Transcribe every line of the listing below without any deviation.

---------- STORED RECORDS

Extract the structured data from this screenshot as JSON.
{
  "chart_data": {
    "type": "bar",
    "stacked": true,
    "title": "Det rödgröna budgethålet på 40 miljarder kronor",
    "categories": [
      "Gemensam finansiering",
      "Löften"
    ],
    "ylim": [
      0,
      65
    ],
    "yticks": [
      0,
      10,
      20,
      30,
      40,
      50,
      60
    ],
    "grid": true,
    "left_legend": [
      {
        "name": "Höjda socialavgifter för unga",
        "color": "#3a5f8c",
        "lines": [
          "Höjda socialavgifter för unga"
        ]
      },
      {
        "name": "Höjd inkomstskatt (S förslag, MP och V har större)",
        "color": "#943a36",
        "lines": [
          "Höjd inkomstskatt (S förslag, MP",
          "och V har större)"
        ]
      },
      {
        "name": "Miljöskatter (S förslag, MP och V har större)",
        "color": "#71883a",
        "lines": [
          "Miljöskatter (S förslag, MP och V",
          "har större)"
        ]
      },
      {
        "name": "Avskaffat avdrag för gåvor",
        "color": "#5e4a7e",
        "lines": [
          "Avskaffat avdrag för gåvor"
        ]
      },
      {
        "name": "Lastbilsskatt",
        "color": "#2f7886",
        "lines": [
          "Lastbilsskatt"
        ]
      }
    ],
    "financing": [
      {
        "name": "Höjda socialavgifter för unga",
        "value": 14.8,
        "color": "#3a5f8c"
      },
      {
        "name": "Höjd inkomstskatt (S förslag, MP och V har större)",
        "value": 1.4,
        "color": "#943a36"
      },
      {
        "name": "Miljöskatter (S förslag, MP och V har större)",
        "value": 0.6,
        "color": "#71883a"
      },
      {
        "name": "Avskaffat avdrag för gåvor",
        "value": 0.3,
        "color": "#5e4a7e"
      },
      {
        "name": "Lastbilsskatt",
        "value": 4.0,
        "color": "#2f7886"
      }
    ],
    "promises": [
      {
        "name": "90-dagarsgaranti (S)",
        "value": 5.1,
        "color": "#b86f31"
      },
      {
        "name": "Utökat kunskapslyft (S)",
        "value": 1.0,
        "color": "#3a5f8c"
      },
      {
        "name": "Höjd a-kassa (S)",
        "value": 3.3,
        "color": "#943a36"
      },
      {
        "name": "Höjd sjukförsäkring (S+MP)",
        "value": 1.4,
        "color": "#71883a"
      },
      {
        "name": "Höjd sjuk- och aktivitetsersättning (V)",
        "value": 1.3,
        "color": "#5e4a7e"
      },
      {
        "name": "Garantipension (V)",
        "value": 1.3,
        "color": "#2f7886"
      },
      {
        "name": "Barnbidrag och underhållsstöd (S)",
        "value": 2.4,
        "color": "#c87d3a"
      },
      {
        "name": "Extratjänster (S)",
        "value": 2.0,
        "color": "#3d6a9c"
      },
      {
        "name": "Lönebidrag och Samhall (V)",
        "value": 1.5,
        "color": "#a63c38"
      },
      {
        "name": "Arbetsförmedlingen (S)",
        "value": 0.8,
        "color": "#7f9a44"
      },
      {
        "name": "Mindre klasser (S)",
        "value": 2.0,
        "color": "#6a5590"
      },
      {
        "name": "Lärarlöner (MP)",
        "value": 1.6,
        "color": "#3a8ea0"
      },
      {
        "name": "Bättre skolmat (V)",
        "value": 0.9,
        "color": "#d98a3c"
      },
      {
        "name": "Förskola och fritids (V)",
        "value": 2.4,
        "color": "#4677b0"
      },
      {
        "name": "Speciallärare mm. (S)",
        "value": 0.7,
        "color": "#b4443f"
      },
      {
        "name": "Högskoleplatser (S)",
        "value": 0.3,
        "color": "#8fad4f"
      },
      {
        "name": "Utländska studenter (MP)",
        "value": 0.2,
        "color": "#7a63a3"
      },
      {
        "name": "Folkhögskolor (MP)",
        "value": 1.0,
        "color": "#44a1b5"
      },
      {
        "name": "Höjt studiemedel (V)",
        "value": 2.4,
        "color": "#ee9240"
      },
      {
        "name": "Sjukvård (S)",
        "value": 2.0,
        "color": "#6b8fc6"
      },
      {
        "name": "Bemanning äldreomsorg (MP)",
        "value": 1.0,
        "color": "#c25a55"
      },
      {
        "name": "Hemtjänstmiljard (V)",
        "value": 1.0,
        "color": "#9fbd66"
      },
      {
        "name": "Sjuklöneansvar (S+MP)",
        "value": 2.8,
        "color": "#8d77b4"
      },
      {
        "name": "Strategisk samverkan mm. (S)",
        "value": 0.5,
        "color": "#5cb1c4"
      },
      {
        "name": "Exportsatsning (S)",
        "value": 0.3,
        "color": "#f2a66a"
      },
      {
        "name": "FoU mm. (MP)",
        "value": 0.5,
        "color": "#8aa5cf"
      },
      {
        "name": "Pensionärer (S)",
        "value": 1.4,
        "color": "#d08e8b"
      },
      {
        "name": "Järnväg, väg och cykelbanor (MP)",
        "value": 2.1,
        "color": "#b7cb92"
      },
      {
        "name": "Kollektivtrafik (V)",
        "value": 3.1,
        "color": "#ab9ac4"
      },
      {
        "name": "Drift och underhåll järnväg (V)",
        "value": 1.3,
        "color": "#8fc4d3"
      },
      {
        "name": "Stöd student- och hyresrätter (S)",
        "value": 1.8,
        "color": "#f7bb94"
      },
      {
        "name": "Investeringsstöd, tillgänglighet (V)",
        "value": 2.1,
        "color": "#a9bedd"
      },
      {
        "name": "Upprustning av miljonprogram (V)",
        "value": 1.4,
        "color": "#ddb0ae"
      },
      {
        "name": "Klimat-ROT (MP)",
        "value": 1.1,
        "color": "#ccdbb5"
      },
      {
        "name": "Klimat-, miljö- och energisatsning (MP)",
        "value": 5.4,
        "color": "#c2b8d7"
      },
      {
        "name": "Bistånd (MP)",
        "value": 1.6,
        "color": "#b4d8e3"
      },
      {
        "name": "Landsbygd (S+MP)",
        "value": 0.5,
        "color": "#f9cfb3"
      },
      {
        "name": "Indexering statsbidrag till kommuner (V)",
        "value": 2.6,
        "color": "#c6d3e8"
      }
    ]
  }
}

--------------------

# RESPONSE BELOW
Extract the structured data from this screenshot as JSON.
{
  "chart_data": {
    "type": "bar",
    "stacked": true,
    "title": "Det rödgröna budgethålet på 40 miljarder kronor",
    "categories": [
      "Gemensam finansiering",
      "Löften"
    ],
    "ylim": [
      0,
      65
    ],
    "yticks": [
      0,
      10,
      20,
      30,
      40,
      50,
      60
    ],
    "grid": true,
    "left_legend": [
      {
        "name": "Höjda socialavgifter för unga",
        "color": "#3a5f8c",
        "lines": [
          "Höjda socialavgifter för unga"
        ]
      },
      {
        "name": "Höjd inkomstskatt (S förslag, MP och V har större)",
        "color": "#943a36",
        "lines": [
          "Höjd inkomstskatt (S förslag, MP",
          "och V har större)"
        ]
      },
      {
        "name": "Miljöskatter (S förslag, MP och V har större)",
        "color": "#71883a",
        "lines": [
          "Miljöskatter (S förslag, MP och V",
          "har större)"
        ]
      },
      {
        "name": "Avskaffat avdrag för gåvor",
        "color": "#5e4a7e",
        "lines": [
          "Avskaffat avdrag för gåvor"
        ]
      },
      {
        "name": "Lastbilsskatt",
        "color": "#2f7886",
        "lines": [
          "Lastbilsskatt"
        ]
      }
    ],
    "financing": [
      {
        "name": "Höjda socialavgifter för unga",
        "value": 14.8,
        "color": "#3a5f8c"
      },
      {
        "name": "Höjd inkomstskatt (S förslag, MP och V har större)",
        "value": 1.4,
        "color": "#943a36"
      },
      {
        "name": "Miljöskatter (S förslag, MP och V har större)",
        "value": 0.6,
        "color": "#71883a"
      },
      {
        "name": "Avskaffat avdrag för gåvor",
        "value": 0.3,
        "color": "#5e4a7e"
      },
      {
        "name": "Lastbilsskatt",
        "value": 4.0,
        "color": "#2f7886"
      }
    ],
    "promises": [
      {
        "name": "90-dagarsgaranti (S)",
        "value": 5.1,
        "color": "#b86f31"
      },
      {
        "name": "Utökat kunskapslyft (S)",
        "value": 1.0,
        "color": "#3a5f8c"
      },
      {
        "name": "Höjd a-kassa (S)",
        "value": 3.3,
        "color": "#943a36"
      },
      {
        "name": "Höjd sjukförsäkring (S+MP)",
        "value": 1.4,
        "color": "#71883a"
      },
      {
        "name": "Höjd sjuk- och aktivitetsersättning (V)",
        "value": 1.3,
        "color": "#5e4a7e"
      },
      {
        "name": "Garantipension (V)",
        "value": 1.3,
        "color": "#2f7886"
      },
      {
        "name": "Barnbidrag och underhållsstöd (S)",
        "value": 2.4,
        "color": "#c87d3a"
      },
      {
        "name": "Extratjänster (S)",
        "value": 2.0,
        "color": "#3d6a9c"
      },
      {
        "name": "Lönebidrag och Samhall (V)",
        "value": 1.5,
        "color": "#a63c38"
      },
      {
        "name": "Arbetsförmedlingen (S)",
        "value": 0.8,
        "color": "#7f9a44"
      },
      {
        "name": "Mindre klasser (S)",
        "value": 2.0,
        "color": "#6a5590"
      },
      {
        "name": "Lärarlöner (MP)",
        "value": 1.6,
        "color": "#3a8ea0"
      },
      {
        "name": "Bättre skolmat (V)",
        "value": 0.9,
        "color": "#d98a3c"
      },
      {
        "name": "Förskola och fritids (V)",
        "value": 2.4,
        "color": "#4677b0"
      },
      {
        "name": "Speciallärare mm. (S)",
        "value": 0.7,
        "color": "#b4443f"
      },
      {
        "name": "Högskoleplatser (S)",
        "value": 0.3,
        "color": "#8fad4f"
      },
      {
        "name": "Utländska studenter (MP)",
        "value": 0.2,
        "color": "#7a63a3"
      },
      {
        "name": "Folkhögskolor (MP)",
        "value": 1.0,
        "color": "#44a1b5"
      },
      {
        "name": "Höjt studiemedel (V)",
        "value": 2.4,
        "color": "#ee9240"
      },
      {
        "name": "Sjukvård (S)",
        "value": 2.0,
        "color": "#6b8fc6"
      },
      {
        "name": "Bemanning äldreomsorg (MP)",
        "value": 1.0,
        "color": "#c25a55"
      },
      {
        "name": "Hemtjänstmiljard (V)",
        "value": 1.0,
        "color": "#9fbd66"
      },
      {
        "name": "Sjuklöneansvar (S+MP)",
        "value": 2.8,
        "color": "#8d77b4"
      },
      {
        "name": "Strategisk samverkan mm. (S)",
        "value": 0.5,
        "color": "#5cb1c4"
      },
      {
        "name": "Exportsatsning (S)",
        "value": 0.3,
        "color": "#f2a66a"
      },
      {
        "name": "FoU mm. (MP)",
        "value": 0.5,
        "color": "#8aa5cf"
      },
      {
        "name": "Pensionärer (S)",
        "value": 1.4,
        "color": "#d08e8b"
      },
      {
        "name": "Järnväg, väg och cykelbanor (MP)",
        "value": 2.1,
        "color": "#b7cb92"
      },
      {
        "name": "Kollektivtrafik (V)",
        "value": 3.1,
        "color": "#ab9ac4"
      },
      {
        "name": "Drift och underhåll järnväg (V)",
        "value": 1.3,
        "color": "#8fc4d3"
      },
      {
        "name": "Stöd student- och hyresrätter (S)",
        "value": 1.8,
        "color": "#f7bb94"
      },
      {
        "name": "Investeringsstöd, tillgänglighet (V)",
        "value": 2.1,
        "color": "#a9bedd"
      },
      {
        "name": "Upprustning av miljonprogram (V)",
        "value": 1.4,
        "color": "#ddb0ae"
      },
      {
        "name": "Klimat-ROT (MP)",
        "value": 1.1,
        "color": "#ccdbb5"
      },
      {
        "name": "Klimat-, miljö- och energisatsning (MP)",
        "value": 5.4,
        "color": "#c2b8d7"
      },
      {
        "name": "Bistånd (MP)",
        "value": 1.6,
        "color": "#b4d8e3"
      },
      {
        "name": "Landsbygd (S+MP)",
        "value": 0.5,
        "color": "#f9cfb3"
      },
      {
        "name": "Indexering statsbidrag till kommuner (V)",
        "value": 2.6,
        "color": "#c6d3e8"
      }
    ]
  }
}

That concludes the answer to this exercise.